**Written task**
Show every line in the entries below where the word "title" appears.

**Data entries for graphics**
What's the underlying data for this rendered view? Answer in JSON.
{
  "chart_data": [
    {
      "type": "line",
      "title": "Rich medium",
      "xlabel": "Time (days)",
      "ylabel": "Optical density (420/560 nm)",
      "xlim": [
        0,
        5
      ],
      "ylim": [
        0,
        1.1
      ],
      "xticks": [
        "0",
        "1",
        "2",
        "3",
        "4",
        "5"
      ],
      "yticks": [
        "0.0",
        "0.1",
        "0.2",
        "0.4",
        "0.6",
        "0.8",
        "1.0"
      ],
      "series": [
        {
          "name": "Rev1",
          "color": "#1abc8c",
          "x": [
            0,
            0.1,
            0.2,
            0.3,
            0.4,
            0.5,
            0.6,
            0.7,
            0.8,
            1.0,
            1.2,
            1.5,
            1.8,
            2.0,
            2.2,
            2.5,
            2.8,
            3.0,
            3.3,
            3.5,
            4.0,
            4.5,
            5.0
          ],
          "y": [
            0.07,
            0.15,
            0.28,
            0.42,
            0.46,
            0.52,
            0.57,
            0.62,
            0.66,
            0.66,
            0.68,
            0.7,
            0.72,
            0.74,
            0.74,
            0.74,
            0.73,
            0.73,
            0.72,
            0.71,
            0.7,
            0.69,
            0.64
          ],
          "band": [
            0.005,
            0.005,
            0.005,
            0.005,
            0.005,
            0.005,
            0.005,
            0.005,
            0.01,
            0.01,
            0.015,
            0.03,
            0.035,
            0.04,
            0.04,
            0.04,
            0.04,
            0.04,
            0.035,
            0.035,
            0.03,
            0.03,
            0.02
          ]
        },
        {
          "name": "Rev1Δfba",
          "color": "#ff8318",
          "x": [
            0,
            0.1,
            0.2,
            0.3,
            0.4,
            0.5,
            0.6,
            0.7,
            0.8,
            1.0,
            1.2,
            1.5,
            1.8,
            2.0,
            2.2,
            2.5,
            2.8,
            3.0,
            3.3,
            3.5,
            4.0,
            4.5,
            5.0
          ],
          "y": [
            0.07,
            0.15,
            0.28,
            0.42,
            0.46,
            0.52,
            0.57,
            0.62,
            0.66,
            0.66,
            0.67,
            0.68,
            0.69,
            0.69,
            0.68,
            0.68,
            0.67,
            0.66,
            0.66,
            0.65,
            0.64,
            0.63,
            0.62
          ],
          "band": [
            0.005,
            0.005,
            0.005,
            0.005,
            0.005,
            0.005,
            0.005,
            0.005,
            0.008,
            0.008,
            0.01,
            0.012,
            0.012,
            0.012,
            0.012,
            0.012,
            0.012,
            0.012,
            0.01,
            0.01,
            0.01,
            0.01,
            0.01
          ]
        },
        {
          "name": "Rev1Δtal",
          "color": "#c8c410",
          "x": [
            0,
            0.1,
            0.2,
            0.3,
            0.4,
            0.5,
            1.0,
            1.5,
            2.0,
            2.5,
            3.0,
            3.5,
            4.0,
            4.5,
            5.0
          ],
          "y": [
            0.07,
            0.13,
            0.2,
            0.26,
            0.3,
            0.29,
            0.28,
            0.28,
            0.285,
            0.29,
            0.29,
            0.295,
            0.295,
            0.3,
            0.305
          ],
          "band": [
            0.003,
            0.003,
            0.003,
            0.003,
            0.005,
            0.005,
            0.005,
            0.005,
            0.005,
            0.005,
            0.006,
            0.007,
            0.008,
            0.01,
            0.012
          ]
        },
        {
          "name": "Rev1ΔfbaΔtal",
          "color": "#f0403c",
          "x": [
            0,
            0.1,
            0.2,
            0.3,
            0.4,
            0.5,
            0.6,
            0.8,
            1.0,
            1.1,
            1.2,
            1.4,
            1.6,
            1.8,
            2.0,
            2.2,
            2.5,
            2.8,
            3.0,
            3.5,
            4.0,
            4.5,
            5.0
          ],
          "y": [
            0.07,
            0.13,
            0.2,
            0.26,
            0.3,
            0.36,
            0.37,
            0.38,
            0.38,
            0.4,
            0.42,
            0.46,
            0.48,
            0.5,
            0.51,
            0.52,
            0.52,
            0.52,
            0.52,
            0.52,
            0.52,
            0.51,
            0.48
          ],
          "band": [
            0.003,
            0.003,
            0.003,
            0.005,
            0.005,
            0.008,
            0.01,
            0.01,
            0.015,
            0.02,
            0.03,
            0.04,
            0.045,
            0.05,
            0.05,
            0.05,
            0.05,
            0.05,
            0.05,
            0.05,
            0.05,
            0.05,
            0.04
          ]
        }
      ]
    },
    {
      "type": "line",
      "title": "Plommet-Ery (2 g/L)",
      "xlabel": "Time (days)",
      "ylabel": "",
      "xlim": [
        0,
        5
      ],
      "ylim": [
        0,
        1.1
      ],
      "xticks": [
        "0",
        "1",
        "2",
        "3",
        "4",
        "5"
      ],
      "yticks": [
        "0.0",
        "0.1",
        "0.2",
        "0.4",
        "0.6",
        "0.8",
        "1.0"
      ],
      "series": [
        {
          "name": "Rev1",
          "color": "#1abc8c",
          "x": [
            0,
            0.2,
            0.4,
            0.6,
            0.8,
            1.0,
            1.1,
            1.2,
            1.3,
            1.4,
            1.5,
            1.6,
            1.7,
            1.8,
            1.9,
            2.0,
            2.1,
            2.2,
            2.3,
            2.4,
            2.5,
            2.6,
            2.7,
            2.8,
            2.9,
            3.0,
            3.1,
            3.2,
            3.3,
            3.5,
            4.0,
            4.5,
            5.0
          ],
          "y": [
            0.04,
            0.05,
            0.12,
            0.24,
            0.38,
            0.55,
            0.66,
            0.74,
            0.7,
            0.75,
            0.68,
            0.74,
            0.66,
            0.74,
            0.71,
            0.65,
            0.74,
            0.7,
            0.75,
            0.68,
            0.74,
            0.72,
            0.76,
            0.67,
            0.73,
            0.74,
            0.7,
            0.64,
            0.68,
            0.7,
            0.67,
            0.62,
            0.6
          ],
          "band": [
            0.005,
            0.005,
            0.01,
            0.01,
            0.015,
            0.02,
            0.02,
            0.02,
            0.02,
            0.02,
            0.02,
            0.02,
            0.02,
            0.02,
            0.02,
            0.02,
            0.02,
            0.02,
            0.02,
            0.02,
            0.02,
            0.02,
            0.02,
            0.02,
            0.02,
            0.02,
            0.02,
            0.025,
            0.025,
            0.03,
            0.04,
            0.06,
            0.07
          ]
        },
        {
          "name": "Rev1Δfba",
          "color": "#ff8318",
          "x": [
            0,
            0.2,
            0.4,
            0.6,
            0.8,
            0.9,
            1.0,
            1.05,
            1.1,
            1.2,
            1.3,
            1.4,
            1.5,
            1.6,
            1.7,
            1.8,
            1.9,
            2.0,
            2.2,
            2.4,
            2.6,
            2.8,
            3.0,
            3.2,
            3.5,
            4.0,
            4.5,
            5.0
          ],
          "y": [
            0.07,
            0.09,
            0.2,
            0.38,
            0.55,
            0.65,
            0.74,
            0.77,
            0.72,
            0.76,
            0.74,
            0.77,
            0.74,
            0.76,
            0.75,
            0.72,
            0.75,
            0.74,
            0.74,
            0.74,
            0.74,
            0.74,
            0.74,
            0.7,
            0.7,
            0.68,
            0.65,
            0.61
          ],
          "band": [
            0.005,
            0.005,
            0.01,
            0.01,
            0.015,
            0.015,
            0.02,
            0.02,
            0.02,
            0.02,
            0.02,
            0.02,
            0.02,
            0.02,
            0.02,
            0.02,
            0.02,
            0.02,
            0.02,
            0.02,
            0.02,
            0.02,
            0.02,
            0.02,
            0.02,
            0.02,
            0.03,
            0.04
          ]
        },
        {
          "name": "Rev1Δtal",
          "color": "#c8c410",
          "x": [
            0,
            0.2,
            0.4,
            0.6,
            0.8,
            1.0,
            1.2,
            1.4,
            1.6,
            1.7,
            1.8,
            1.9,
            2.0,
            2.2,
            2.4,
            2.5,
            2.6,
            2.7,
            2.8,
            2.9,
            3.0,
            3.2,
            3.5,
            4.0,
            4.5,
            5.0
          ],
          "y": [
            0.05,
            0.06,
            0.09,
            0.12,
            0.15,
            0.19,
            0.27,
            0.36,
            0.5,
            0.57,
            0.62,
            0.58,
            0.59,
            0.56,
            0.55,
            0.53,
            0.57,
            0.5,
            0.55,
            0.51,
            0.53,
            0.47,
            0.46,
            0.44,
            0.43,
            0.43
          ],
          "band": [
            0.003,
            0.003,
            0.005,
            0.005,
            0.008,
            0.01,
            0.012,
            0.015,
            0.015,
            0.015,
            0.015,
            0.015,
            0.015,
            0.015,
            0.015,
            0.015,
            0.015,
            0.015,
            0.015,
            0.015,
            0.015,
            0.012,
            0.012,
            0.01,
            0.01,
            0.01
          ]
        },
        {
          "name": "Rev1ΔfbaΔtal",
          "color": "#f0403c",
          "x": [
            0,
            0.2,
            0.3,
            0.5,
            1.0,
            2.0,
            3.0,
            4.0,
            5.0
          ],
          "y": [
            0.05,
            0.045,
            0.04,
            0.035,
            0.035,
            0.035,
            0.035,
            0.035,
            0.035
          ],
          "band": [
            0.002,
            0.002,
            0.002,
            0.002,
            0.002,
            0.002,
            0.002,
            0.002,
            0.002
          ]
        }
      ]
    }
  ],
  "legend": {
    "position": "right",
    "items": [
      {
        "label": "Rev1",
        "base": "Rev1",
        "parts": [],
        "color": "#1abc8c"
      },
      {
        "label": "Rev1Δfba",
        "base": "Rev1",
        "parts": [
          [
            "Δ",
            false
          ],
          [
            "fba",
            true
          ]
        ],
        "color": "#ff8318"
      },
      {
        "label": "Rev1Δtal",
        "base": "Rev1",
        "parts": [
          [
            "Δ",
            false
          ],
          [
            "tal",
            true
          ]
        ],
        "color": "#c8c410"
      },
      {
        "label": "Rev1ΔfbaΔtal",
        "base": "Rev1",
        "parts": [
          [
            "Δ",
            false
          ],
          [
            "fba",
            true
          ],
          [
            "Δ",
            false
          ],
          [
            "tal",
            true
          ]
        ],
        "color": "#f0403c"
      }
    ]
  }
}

**The output**
      "title": "Rich medium",
      "title": "Plommet-Ery (2 g/L)",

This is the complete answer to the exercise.